## WHAT THE EXERCISE ASKS
Reproduce each line that includes the word "Standalone".
►
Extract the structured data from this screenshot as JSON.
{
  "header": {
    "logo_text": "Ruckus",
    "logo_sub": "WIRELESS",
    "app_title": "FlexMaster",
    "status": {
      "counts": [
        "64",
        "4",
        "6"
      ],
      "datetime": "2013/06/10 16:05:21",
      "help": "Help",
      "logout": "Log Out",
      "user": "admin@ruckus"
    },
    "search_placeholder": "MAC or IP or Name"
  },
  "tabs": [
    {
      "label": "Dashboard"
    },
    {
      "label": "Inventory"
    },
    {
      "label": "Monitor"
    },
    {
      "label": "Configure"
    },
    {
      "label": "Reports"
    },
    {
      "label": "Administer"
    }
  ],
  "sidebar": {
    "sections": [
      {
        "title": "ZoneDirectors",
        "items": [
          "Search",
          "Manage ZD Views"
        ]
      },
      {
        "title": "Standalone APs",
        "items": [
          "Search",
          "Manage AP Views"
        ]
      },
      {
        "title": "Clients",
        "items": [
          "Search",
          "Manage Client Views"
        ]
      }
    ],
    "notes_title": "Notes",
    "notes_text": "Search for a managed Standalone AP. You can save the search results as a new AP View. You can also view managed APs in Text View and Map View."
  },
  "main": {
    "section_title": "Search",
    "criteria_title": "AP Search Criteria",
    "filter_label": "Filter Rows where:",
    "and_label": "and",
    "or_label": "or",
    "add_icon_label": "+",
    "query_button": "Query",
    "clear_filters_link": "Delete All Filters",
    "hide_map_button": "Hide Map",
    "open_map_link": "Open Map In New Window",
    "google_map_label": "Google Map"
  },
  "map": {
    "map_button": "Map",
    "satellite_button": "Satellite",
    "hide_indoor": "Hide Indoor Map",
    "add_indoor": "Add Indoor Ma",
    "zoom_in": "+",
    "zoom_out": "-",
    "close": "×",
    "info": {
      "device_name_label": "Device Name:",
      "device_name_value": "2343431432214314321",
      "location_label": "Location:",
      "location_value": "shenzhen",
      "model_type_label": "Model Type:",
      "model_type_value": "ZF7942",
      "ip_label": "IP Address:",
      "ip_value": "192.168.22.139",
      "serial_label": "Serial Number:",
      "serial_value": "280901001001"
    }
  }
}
◄
## FULL ANSWER
        "title": "Standalone APs",
    "notes_text": "Search for a managed Standalone AP. You can save the search results as a new AP View. You can also view managed APs in Text View and Map View."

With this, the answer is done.